What to produce: Format the lines as a Markdown table with two columns, Row for the row number and Line for the line itself, and skip any blank lines. Begin at the first line and stop after the line that contains "template-label: Huella de".

Layout annotation records

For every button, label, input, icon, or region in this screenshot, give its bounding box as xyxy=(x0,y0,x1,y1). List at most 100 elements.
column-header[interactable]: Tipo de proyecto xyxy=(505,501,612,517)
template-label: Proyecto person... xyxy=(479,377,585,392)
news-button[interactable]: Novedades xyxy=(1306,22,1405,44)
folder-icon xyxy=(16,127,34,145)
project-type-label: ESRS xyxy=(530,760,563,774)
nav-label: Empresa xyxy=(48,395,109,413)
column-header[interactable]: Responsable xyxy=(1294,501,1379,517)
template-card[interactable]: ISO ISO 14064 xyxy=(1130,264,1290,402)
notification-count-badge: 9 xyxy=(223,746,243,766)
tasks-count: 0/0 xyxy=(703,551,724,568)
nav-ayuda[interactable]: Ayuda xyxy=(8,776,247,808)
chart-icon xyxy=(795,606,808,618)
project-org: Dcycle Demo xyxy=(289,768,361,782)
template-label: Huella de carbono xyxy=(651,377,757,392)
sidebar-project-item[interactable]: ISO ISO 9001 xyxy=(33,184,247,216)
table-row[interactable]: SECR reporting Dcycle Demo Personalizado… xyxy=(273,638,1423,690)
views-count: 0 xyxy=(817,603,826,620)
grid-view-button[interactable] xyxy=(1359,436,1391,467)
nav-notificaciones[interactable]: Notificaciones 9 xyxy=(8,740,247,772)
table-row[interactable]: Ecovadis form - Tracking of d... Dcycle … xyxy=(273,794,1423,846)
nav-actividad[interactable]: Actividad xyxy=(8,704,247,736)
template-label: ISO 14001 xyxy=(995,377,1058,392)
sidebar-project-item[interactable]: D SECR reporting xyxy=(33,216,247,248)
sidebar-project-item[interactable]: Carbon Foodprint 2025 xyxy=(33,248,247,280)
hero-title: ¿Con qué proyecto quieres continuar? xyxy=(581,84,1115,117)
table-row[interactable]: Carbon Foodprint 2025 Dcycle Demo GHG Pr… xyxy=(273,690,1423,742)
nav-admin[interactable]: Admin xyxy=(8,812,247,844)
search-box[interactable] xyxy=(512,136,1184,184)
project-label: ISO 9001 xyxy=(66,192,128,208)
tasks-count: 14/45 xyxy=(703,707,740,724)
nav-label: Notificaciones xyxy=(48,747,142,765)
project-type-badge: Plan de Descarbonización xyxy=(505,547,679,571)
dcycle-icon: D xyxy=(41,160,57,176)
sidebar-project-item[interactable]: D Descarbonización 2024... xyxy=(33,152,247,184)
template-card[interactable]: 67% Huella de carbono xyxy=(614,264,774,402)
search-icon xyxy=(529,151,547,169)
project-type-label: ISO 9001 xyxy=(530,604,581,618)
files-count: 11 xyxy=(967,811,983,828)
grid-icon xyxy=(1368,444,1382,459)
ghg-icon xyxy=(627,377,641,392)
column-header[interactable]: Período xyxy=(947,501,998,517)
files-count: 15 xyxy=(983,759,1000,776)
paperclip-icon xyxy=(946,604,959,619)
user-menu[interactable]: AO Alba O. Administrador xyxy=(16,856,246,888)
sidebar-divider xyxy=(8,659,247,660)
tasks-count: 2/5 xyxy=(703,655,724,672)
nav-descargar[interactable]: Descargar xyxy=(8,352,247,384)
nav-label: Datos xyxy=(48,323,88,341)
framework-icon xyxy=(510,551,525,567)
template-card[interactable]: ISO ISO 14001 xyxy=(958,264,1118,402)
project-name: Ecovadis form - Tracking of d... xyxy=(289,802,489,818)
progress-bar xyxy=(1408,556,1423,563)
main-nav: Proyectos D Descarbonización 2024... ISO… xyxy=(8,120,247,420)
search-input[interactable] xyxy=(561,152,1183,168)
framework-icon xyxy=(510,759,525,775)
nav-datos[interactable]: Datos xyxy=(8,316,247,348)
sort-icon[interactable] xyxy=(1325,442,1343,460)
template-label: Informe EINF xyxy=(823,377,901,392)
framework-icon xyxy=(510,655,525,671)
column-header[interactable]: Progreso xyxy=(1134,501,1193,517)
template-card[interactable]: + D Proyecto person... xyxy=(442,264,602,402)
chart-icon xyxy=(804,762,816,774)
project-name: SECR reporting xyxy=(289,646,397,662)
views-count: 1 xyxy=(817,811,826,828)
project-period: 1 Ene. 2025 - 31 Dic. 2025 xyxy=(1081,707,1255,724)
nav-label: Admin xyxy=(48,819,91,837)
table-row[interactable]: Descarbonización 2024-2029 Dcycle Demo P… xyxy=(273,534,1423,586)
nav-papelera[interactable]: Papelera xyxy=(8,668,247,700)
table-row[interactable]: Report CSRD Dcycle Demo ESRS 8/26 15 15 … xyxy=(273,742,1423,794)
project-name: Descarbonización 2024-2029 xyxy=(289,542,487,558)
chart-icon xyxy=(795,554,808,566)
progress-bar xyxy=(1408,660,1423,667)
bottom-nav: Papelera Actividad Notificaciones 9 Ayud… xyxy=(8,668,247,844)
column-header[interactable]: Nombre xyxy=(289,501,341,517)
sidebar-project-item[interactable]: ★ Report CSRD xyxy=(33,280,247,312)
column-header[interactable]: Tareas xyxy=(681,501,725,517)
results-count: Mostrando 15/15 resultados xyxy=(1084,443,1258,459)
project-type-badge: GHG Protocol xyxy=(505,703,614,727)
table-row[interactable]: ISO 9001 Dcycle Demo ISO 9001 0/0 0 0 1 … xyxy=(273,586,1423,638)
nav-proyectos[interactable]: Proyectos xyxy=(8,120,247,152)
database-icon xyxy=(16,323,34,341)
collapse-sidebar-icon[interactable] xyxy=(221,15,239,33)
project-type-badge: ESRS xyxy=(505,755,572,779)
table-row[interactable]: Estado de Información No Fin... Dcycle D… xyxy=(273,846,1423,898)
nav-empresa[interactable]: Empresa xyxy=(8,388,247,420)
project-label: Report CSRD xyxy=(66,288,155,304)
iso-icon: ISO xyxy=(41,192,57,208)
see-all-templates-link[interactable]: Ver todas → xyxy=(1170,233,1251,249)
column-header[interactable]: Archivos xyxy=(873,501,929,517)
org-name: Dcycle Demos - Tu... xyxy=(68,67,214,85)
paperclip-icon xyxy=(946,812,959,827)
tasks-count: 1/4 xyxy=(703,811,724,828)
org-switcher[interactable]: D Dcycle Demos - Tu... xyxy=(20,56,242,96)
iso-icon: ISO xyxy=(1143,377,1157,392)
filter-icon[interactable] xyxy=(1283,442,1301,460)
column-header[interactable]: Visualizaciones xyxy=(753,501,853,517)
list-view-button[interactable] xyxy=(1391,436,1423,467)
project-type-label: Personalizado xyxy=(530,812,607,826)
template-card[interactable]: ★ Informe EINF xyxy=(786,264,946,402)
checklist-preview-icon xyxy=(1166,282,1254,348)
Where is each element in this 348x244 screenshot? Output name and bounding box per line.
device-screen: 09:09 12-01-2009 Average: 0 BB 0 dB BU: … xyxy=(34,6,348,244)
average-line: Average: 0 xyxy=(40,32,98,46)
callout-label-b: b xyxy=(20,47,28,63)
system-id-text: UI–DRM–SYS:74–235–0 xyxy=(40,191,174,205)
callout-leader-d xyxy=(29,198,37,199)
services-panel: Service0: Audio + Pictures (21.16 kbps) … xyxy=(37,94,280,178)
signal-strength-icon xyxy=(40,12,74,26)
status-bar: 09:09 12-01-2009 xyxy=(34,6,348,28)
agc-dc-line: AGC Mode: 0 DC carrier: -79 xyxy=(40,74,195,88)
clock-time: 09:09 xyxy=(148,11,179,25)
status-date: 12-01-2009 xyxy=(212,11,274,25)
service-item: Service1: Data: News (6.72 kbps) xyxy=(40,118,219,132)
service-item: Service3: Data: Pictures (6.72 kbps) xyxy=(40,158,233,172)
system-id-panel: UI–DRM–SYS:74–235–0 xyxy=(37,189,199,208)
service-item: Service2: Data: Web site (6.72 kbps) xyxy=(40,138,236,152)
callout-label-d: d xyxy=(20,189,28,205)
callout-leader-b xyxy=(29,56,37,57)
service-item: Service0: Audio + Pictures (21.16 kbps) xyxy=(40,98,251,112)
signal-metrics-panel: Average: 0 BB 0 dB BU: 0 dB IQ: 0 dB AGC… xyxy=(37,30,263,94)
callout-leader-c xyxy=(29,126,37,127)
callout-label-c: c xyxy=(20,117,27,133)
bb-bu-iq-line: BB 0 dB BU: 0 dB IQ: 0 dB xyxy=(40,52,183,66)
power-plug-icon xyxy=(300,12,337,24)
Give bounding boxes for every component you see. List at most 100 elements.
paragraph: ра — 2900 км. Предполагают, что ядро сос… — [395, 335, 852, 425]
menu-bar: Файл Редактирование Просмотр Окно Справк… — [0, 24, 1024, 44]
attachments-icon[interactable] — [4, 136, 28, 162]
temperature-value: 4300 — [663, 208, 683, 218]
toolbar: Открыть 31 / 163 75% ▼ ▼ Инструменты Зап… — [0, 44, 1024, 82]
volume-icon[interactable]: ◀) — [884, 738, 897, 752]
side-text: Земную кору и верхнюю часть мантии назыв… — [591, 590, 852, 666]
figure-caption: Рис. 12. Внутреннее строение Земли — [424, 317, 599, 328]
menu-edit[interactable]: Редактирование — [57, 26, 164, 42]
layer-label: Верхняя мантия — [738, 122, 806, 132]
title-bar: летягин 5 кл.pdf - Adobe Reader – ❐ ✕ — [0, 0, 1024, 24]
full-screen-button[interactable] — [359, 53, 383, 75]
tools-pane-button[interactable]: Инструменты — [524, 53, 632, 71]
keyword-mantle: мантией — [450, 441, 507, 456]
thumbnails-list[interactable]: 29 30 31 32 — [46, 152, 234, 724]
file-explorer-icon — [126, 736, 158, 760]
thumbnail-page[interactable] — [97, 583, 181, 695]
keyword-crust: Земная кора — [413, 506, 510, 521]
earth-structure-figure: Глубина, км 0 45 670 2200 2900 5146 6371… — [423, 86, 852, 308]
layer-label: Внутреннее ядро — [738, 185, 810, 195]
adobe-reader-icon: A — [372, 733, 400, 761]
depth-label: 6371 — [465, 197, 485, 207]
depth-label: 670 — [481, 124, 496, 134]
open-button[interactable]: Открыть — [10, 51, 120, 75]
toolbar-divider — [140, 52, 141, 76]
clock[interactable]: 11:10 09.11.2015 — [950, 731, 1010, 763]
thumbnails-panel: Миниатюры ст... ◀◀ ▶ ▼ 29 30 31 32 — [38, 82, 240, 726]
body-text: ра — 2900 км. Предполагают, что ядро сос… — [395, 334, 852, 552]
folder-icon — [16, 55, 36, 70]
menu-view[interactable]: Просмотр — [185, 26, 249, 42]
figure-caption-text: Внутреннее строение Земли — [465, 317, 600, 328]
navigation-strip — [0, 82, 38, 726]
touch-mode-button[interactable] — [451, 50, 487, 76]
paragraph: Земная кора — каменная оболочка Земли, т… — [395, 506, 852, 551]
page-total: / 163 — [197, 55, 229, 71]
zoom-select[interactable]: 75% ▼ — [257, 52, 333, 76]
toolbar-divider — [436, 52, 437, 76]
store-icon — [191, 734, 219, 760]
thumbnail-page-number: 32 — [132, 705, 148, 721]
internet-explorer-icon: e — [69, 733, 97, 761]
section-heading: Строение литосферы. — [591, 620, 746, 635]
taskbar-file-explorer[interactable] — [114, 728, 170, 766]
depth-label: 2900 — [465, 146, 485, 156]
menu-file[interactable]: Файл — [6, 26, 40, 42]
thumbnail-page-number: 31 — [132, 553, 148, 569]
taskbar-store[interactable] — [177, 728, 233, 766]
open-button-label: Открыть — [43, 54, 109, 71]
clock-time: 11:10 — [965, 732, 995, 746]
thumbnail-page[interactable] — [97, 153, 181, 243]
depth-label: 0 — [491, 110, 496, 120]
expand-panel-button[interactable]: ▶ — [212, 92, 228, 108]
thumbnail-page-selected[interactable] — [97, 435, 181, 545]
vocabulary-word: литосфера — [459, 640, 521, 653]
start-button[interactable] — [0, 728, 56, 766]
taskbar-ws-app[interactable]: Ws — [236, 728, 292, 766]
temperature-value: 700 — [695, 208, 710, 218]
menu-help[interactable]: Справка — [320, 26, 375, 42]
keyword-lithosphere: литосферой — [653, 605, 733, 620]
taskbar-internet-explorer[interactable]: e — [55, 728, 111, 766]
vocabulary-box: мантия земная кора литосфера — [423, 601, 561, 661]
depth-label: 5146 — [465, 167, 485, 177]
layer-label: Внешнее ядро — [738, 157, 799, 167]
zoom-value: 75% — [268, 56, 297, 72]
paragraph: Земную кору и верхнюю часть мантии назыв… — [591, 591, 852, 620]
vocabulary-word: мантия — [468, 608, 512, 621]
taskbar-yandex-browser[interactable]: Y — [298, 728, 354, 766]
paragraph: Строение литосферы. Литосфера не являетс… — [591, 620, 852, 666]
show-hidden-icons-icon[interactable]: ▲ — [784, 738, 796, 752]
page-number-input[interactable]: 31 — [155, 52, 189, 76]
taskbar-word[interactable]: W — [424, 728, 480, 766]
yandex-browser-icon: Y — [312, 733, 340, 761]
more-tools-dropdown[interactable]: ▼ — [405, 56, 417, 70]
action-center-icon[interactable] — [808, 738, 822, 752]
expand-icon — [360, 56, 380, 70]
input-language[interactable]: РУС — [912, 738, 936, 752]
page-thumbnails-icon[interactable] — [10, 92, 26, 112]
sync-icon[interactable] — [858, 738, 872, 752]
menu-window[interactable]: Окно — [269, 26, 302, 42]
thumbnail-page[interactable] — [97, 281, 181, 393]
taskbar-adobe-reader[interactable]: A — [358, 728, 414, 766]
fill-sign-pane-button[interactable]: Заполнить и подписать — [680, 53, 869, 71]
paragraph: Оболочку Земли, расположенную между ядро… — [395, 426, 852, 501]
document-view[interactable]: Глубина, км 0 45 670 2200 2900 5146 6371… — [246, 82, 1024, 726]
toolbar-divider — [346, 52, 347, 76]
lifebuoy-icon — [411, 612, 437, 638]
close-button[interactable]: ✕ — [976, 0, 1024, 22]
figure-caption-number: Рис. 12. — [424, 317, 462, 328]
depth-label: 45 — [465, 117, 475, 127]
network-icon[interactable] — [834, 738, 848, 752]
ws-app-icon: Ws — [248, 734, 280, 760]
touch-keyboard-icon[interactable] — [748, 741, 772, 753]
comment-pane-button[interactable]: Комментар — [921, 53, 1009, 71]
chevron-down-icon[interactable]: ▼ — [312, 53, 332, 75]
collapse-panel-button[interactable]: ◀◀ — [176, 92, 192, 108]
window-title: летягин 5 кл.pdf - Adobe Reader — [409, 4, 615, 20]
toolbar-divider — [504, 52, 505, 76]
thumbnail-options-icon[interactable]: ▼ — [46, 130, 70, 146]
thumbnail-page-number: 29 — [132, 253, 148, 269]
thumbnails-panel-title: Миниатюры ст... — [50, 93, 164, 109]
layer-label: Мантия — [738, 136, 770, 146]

Correct result:
| Row | Line |
|---|---|
| 1 | For every button, label, input, icon, or region in this screenshot, give its bounding box as xyxy=(x0,y0,x1,y1). List at most 100 elements. |
| 2 | column-header[interactable]: Tipo de proyecto xyxy=(505,501,612,517) |
| 3 | template-label: Proyecto person... xyxy=(479,377,585,392) |
| 4 | news-button[interactable]: Novedades xyxy=(1306,22,1405,44) |
| 5 | folder-icon xyxy=(16,127,34,145) |
| 6 | project-type-label: ESRS xyxy=(530,760,563,774) |
| 7 | nav-label: Empresa xyxy=(48,395,109,413) |
| 8 | column-header[interactable]: Responsable xyxy=(1294,501,1379,517) |
| 9 | template-card[interactable]: ISO ISO 14064 xyxy=(1130,264,1290,402) |
| 10 | notification-count-badge: 9 xyxy=(223,746,243,766) |
| 11 | tasks-count: 0/0 xyxy=(703,551,724,568) |
| 12 | nav-ayuda[interactable]: Ayuda xyxy=(8,776,247,808) |
| 13 | chart-icon xyxy=(795,606,808,618) |
| 14 | project-org: Dcycle Demo xyxy=(289,768,361,782) |
| 15 | template-label: Huella de carbono xyxy=(651,377,757,392) |